▶ _Provided records_:

****************************************

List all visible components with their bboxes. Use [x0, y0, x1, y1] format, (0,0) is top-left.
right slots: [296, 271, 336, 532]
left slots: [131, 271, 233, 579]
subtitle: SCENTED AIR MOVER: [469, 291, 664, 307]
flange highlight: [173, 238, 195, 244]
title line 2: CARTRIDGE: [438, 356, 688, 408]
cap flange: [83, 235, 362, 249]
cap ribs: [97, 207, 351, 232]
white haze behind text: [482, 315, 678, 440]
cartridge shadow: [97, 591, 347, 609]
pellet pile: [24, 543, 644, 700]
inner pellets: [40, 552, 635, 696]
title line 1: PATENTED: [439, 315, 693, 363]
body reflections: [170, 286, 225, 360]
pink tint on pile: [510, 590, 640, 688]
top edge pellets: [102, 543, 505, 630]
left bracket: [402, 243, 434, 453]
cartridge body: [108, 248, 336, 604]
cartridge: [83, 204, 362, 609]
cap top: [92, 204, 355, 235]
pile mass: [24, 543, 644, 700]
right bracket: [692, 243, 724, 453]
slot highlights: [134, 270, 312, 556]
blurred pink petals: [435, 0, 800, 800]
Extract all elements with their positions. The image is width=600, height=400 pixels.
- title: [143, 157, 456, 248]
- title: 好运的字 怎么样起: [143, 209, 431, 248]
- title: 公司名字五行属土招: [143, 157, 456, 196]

****************************************

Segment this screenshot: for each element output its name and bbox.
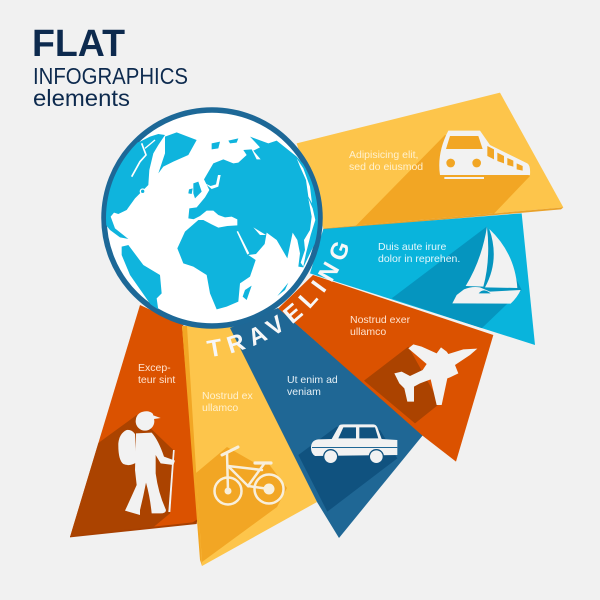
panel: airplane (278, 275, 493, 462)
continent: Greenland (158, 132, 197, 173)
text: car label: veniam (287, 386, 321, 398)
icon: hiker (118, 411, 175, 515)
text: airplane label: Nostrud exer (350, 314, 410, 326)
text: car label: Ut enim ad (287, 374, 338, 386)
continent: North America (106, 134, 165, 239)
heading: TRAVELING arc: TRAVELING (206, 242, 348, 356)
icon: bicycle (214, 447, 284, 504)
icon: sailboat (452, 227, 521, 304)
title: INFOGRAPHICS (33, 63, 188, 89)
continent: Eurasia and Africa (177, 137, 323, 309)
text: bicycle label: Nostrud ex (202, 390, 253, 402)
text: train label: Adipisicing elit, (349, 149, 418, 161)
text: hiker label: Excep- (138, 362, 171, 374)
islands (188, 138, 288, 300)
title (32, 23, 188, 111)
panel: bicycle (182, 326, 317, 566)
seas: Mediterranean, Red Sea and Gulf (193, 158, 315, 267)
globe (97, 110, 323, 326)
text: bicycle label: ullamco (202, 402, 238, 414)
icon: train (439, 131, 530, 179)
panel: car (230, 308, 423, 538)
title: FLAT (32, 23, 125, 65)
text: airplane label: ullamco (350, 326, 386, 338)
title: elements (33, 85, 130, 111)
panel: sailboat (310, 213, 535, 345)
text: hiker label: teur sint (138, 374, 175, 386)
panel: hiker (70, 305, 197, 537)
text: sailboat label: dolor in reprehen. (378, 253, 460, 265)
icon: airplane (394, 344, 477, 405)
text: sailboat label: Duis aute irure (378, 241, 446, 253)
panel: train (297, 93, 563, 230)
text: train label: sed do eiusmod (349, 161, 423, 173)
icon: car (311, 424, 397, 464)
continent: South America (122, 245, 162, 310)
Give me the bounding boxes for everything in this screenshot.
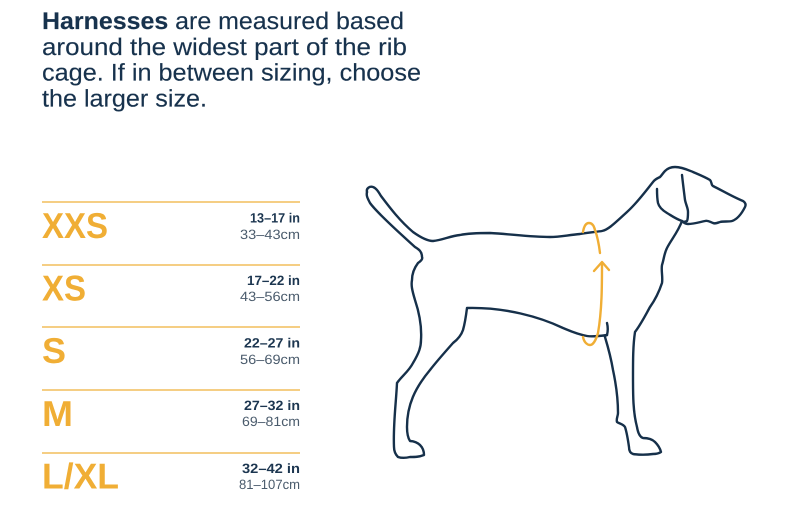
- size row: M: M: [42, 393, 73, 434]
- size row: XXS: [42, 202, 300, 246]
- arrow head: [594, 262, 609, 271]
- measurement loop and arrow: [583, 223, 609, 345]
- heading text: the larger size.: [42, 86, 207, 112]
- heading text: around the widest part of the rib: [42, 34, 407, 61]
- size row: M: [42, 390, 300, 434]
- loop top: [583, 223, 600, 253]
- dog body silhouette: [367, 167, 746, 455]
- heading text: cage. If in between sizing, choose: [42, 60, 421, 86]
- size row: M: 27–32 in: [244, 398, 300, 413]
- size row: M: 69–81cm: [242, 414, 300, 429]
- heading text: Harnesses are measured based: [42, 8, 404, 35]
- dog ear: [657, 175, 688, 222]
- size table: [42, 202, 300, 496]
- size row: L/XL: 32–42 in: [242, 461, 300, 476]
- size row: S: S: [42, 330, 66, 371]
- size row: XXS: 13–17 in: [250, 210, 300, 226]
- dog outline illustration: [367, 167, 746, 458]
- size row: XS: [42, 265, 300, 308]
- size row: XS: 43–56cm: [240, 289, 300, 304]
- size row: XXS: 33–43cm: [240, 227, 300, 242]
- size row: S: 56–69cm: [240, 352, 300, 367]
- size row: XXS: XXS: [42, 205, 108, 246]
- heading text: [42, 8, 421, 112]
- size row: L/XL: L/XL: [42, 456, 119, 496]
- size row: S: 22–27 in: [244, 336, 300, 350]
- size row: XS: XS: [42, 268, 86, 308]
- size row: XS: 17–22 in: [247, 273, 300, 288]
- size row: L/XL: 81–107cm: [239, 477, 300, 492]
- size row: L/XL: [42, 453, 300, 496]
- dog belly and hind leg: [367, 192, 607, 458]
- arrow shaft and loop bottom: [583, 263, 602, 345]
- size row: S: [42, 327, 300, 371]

****************************************

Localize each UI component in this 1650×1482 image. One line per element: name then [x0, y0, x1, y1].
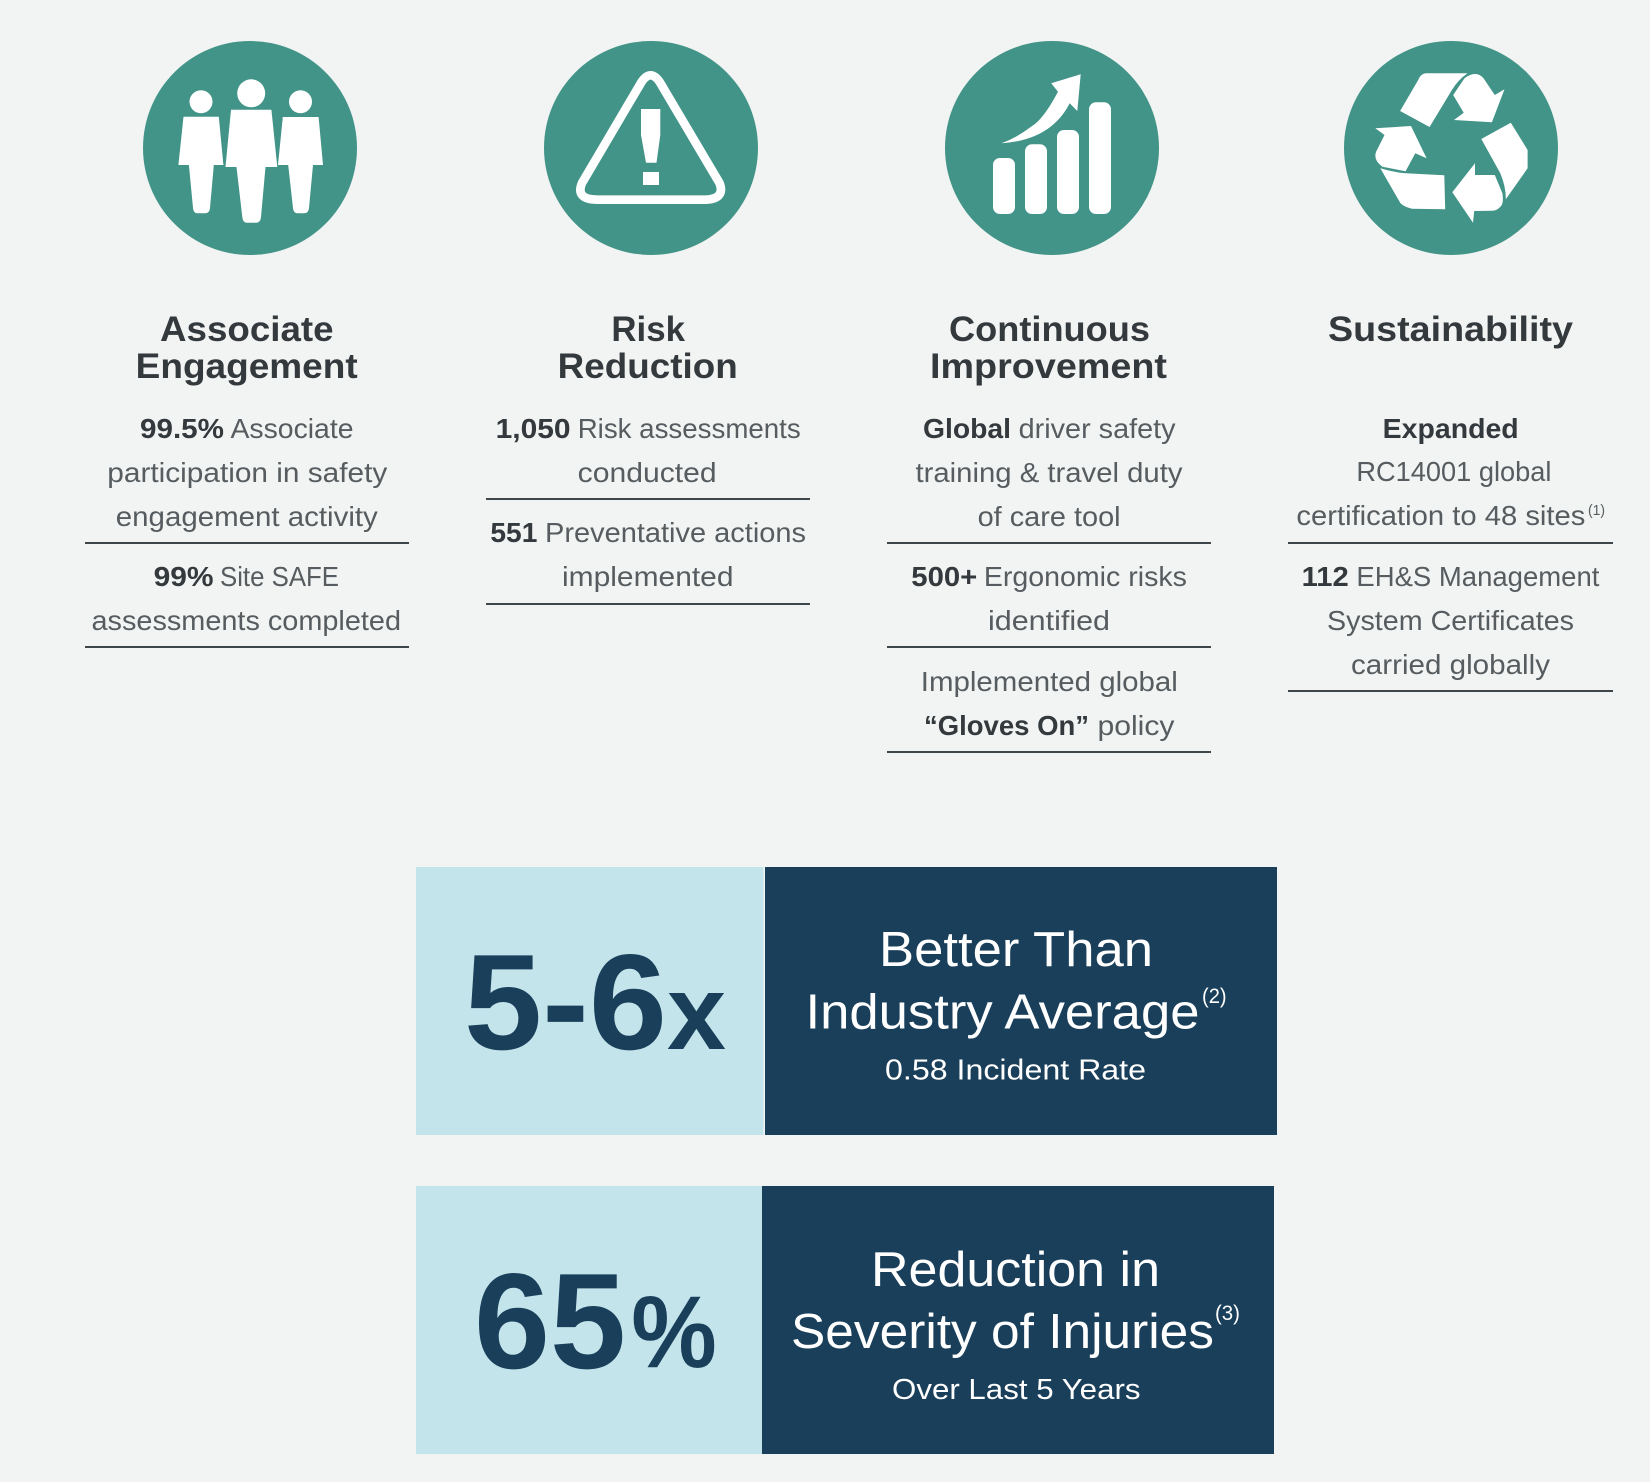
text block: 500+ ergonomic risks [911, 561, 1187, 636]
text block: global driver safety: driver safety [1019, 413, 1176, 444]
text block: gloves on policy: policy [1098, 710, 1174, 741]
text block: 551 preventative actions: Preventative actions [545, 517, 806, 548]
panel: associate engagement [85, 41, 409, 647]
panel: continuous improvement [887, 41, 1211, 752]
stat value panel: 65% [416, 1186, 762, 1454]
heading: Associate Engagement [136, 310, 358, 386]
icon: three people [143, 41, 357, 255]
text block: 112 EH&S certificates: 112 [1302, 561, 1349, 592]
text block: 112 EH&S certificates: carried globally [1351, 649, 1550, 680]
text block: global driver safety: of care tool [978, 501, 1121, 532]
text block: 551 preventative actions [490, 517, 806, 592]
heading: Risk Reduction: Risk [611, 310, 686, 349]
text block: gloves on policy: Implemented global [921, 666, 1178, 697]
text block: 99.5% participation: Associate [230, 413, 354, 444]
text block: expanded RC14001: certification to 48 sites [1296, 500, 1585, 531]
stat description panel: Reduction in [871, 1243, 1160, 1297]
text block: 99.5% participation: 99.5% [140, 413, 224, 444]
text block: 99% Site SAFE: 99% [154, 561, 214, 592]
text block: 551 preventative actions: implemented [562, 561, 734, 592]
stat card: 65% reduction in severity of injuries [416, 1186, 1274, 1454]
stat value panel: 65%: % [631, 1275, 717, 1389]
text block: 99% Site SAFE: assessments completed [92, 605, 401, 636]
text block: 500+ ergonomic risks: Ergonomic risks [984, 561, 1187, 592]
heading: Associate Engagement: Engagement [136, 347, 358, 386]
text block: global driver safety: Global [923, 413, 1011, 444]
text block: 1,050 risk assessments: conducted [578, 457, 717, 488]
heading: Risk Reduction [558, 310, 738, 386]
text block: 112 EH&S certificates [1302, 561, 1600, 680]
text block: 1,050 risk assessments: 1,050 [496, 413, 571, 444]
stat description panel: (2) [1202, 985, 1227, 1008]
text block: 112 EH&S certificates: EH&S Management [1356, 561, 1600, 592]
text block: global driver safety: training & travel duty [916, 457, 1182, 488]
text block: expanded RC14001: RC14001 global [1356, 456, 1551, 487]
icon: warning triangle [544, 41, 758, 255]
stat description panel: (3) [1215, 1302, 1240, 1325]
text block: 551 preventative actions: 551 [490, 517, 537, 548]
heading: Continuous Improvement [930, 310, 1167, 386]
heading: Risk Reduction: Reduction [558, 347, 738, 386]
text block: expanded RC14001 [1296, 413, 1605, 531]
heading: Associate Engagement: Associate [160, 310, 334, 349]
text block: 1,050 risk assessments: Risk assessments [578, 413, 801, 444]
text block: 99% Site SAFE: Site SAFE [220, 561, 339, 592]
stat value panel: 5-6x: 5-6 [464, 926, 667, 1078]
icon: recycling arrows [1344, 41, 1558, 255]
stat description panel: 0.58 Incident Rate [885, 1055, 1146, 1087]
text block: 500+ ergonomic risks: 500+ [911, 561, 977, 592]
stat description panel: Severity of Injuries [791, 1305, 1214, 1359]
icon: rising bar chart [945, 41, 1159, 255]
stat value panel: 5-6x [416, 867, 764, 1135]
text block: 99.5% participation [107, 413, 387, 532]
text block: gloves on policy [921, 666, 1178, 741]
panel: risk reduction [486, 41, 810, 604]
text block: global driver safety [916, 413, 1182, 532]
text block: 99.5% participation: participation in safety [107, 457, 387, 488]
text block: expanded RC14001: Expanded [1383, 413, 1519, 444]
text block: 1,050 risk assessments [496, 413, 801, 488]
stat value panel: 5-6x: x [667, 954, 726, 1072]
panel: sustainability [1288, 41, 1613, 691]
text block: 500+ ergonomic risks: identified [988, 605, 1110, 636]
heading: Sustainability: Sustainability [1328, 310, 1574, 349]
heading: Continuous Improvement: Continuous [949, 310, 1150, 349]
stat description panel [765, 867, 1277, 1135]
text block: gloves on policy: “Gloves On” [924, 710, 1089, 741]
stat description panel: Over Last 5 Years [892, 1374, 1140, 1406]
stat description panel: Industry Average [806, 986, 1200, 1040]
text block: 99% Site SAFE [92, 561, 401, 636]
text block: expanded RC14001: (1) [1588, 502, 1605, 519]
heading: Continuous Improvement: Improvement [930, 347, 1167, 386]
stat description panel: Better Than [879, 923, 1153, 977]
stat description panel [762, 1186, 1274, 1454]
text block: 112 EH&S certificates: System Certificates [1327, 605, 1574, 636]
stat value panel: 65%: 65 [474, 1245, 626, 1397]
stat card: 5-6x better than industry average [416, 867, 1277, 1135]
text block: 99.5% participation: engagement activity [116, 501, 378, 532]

****************************************

Write out the lines from the one containing "Localize each UI" up to and including the one containing "stat description panel: Reduction", leaving out any pictures.

▶ _Output below_:
Localize each UI component in this 1650×1482 image. One line per element: name then [x0, y0, x1, y1].
text block: 500+ ergonomic risks [911, 561, 1187, 636]
text block: global driver safety: driver safety [1019, 413, 1176, 444]
text block: gloves on policy: policy [1098, 710, 1174, 741]
text block: 551 preventative actions: Preventative actions [545, 517, 806, 548]
panel: associate engagement [85, 41, 409, 647]
panel: continuous improvement [887, 41, 1211, 752]
stat value panel: 65% [416, 1186, 762, 1454]
heading: Associate Engagement [136, 310, 358, 386]
icon: three people [143, 41, 357, 255]
text block: 112 EH&S certificates: 112 [1302, 561, 1349, 592]
text block: 112 EH&S certificates: carried globally [1351, 649, 1550, 680]
text block: global driver safety: of care tool [978, 501, 1121, 532]
text block: 551 preventative actions [490, 517, 806, 592]
heading: Risk Reduction: Risk [611, 310, 686, 349]
text block: gloves on policy: Implemented global [921, 666, 1178, 697]
text block: 99.5% participation: Associate [230, 413, 354, 444]
text block: expanded RC14001: certification to 48 sites [1296, 500, 1585, 531]
stat description panel: Reduction in [871, 1243, 1160, 1297]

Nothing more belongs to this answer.